> [DESCRIPTION OF THE TASK] Repeat each record exactly as written, and drop any images.

┌──

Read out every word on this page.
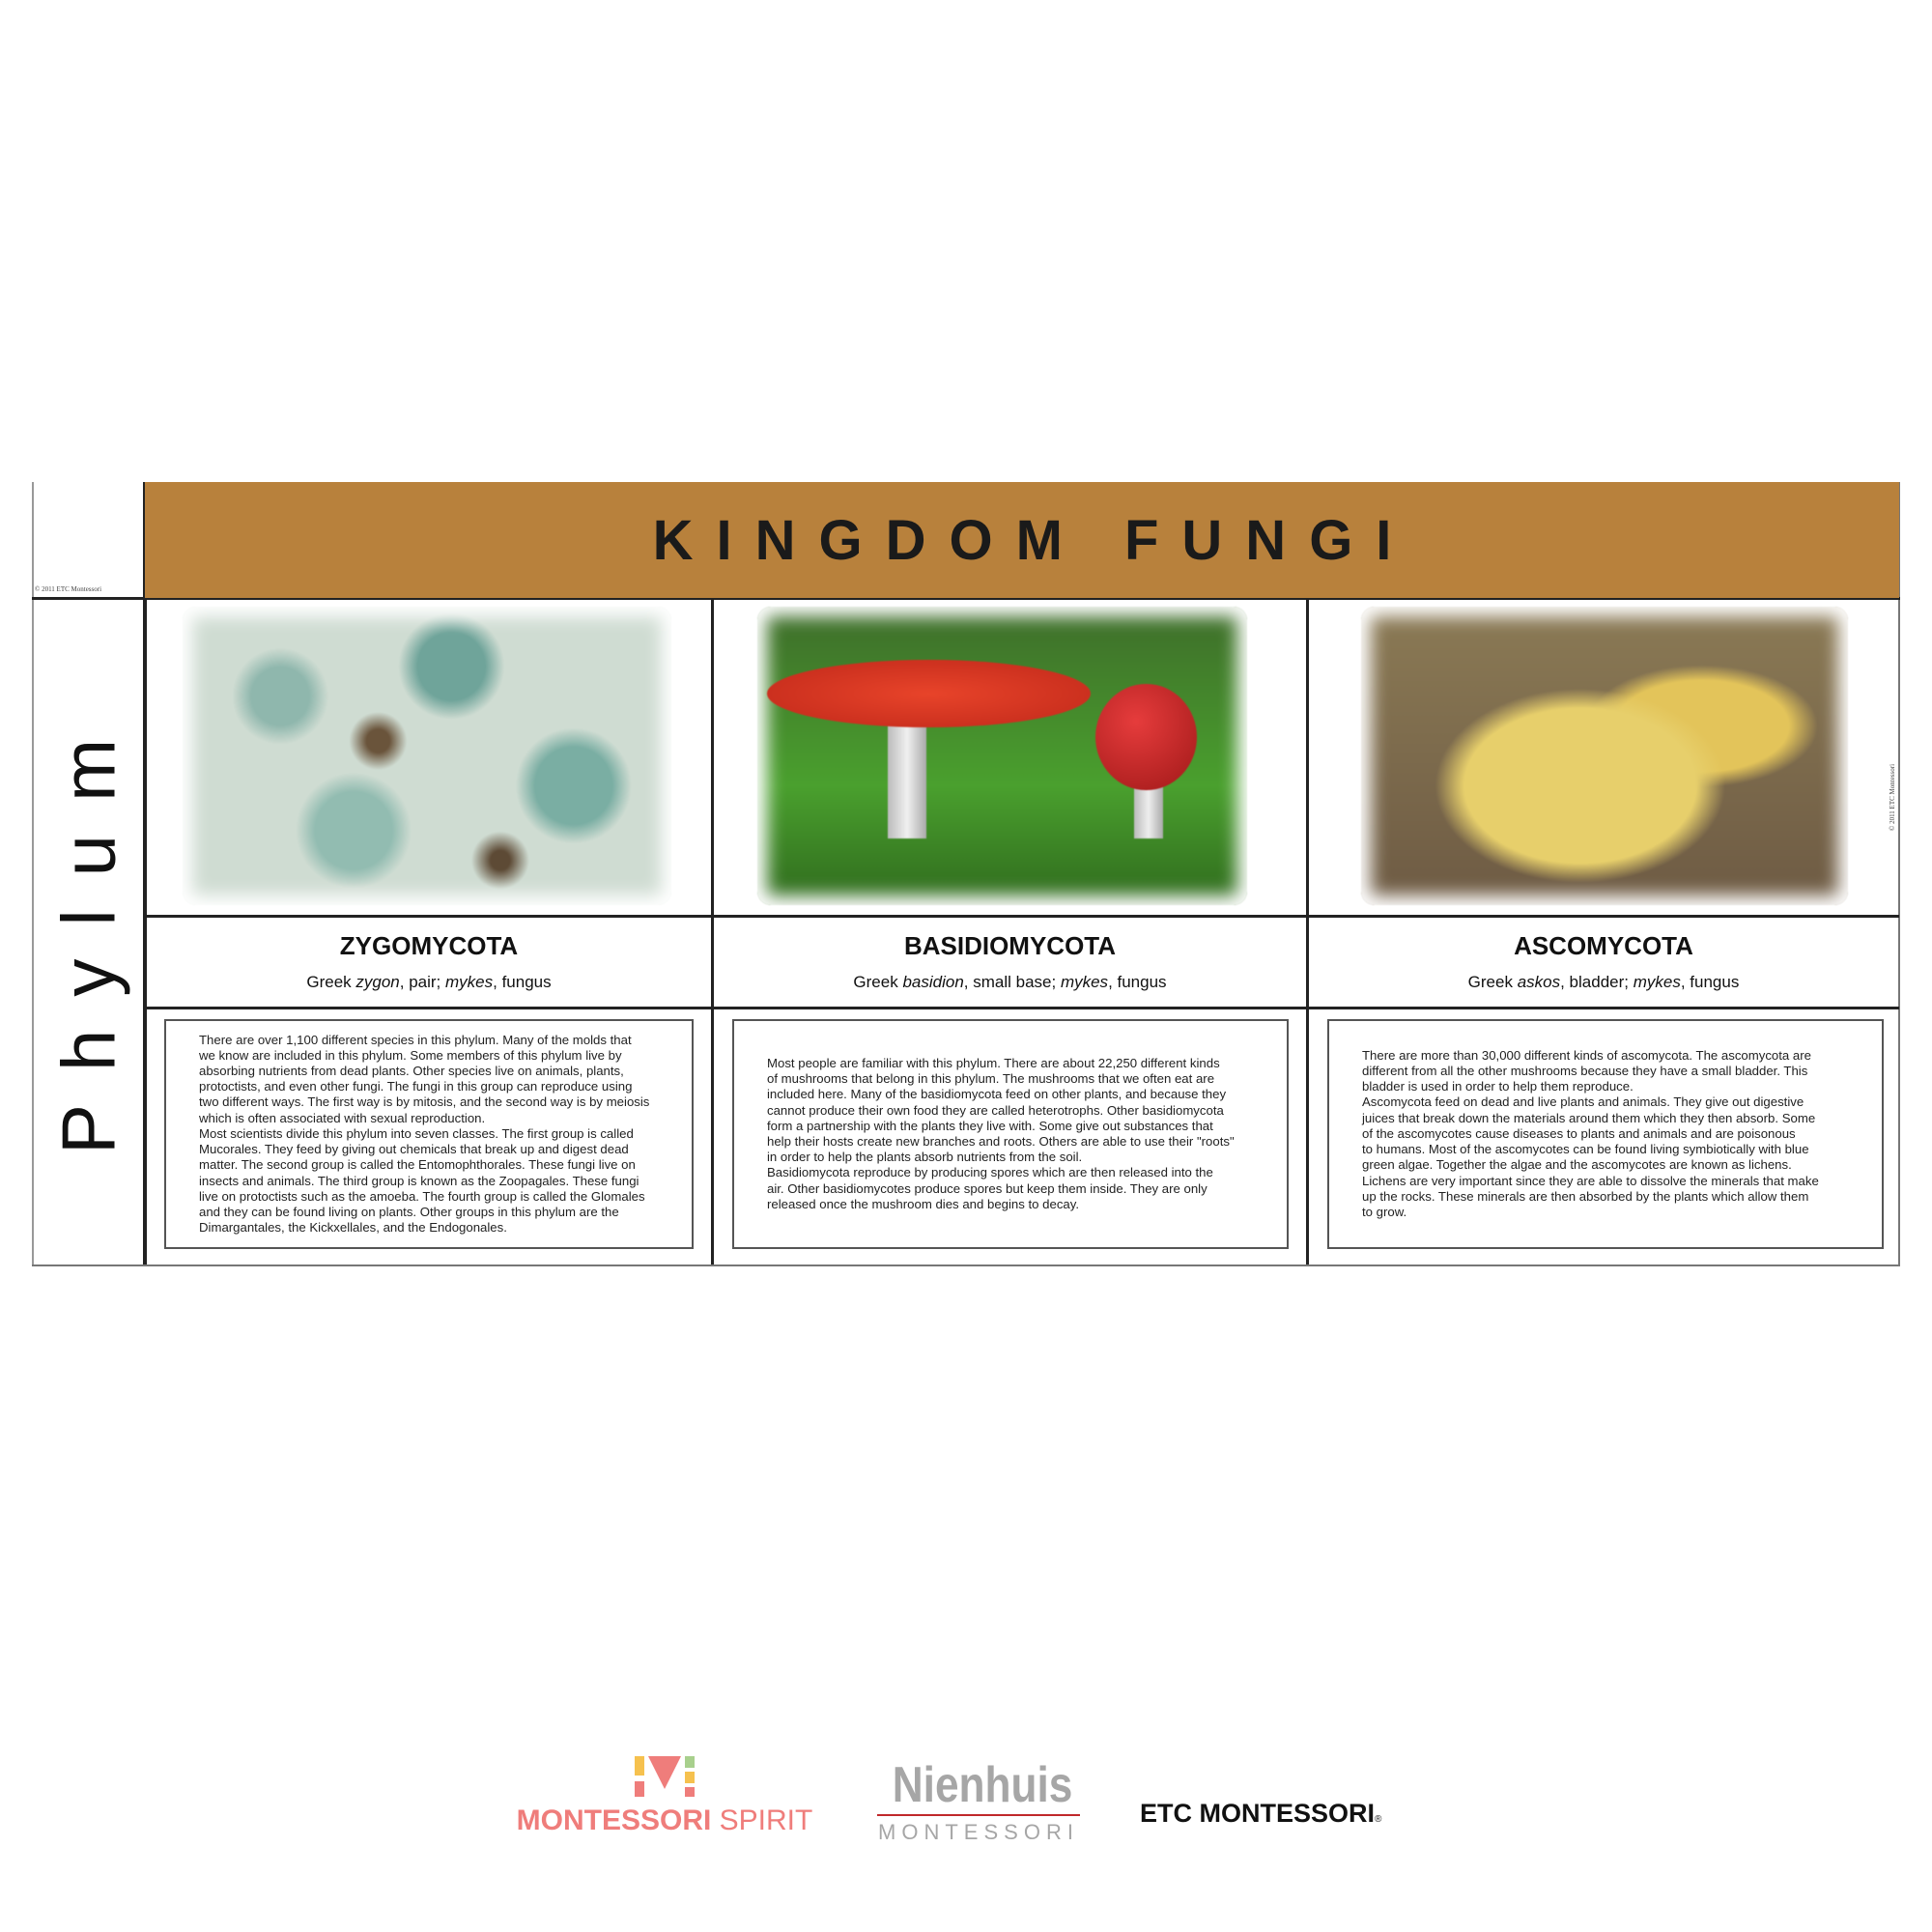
KINGDOM FUNGI
© 2011 ETC Montessori
© 2011 ETC Montessori
Phylum	ZYGOMYCOTA	BASIDIOMYCOTA	ASCOMYCOTA
Greek zygon, pair; mykes, fungus	Greek basidion, small base; mykes, fungus	Greek askos, bladder; mykes, fungus

There are over 1,100 different species in this phylum. Many of the molds that
we know are included in this phylum. Some members of this phylum live by
absorbing nutrients from dead plants. Other species live on animals, plants,
protoctists, and even other fungi. The fungi in this group can reproduce using
two different ways. The first way is by mitosis, and the second way is by meiosis
which is often associated with sexual reproduction.
Most scientists divide this phylum into seven classes. The first group is called
Mucorales. They feed by giving out chemicals that break up and digest dead
matter. The second group is called the Entomophthorales. These fungi live on
insects and animals. The third group is known as the Zoopagales. These fungi
live on protoctists such as the amoeba. The fourth group is called the Glomales
and they can be found living on plants. Other groups in this phylum are the
Dimargantales, the Kickxellales, and the Endogonales.

Most people are familiar with this phylum. There are about 22,250 different kinds
of mushrooms that belong in this phylum. The mushrooms that we often eat are
included here. Many of the basidiomycota feed on other plants, and because they
cannot produce their own food they are called heterotrophs. Other basidiomycota
form a partnership with the plants they live with. Some give out substances that
help their hosts create new branches and roots. Others are able to use their "roots"
in order to help the plants absorb nutrients from the soil.
Basidiomycota reproduce by producing spores which are then released into the
air. Other basidiomycotes produce spores but keep them inside. They are only
released once the mushroom dies and begins to decay.

There are more than 30,000 different kinds of ascomycota. The ascomycota are
different from all the other mushrooms because they have a small bladder. This
bladder is used in order to help them reproduce.
Ascomycota feed on dead and live plants and animals. They give out digestive
juices that break down the materials around them which they then absorb. Some
of the ascomycotes cause diseases to plants and animals and are poisonous
to humans. Most of the ascomycotes can be found living symbiotically with blue
green algae. Together the algae and the ascomycotes are known as lichens.
Lichens are very important since they are able to dissolve the minerals that make
up the rocks. These minerals are then absorbed by the plants which allow them
to grow.

MONTESSORI SPIRIT
Nienhuis
MONTESSORI
ETC MONTESSORI®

└──

> [RESPONSE FOR THIS EXERCISE]
Read out every word on this page.
KINGDOM FUNGI
© 2011 ETC Montessori
© 2011 ETC Montessori
Phylum	ZYGOMYCOTA	BASIDIOMYCOTA	ASCOMYCOTA
Greek zygon, pair; mykes, fungus	Greek basidion, small base; mykes, fungus	Greek askos, bladder; mykes, fungus

There are over 1,100 different species in this phylum. Many of the molds that
we know are included in this phylum. Some members of this phylum live by
absorbing nutrients from dead plants. Other species live on animals, plants,
protoctists, and even other fungi. The fungi in this group can reproduce using
two different ways. The first way is by mitosis, and the second way is by meiosis
which is often associated with sexual reproduction.
Most scientists divide this phylum into seven classes. The first group is called
Mucorales. They feed by giving out chemicals that break up and digest dead
matter. The second group is called the Entomophthorales. These fungi live on
insects and animals. The third group is known as the Zoopagales. These fungi
live on protoctists such as the amoeba. The fourth group is called the Glomales
and they can be found living on plants. Other groups in this phylum are the
Dimargantales, the Kickxellales, and the Endogonales.

Most people are familiar with this phylum. There are about 22,250 different kinds
of mushrooms that belong in this phylum. The mushrooms that we often eat are
included here. Many of the basidiomycota feed on other plants, and because they
cannot produce their own food they are called heterotrophs. Other basidiomycota
form a partnership with the plants they live with. Some give out substances that
help their hosts create new branches and roots. Others are able to use their "roots"
in order to help the plants absorb nutrients from the soil.
Basidiomycota reproduce by producing spores which are then released into the
air. Other basidiomycotes produce spores but keep them inside. They are only
released once the mushroom dies and begins to decay.

There are more than 30,000 different kinds of ascomycota. The ascomycota are
different from all the other mushrooms because they have a small bladder. This
bladder is used in order to help them reproduce.
Ascomycota feed on dead and live plants and animals. They give out digestive
juices that break down the materials around them which they then absorb. Some
of the ascomycotes cause diseases to plants and animals and are poisonous
to humans. Most of the ascomycotes can be found living symbiotically with blue
green algae. Together the algae and the ascomycotes are known as lichens.
Lichens are very important since they are able to dissolve the minerals that make
up the rocks. These minerals are then absorbed by the plants which allow them
to grow.

MONTESSORI SPIRIT
Nienhuis
MONTESSORI
ETC MONTESSORI®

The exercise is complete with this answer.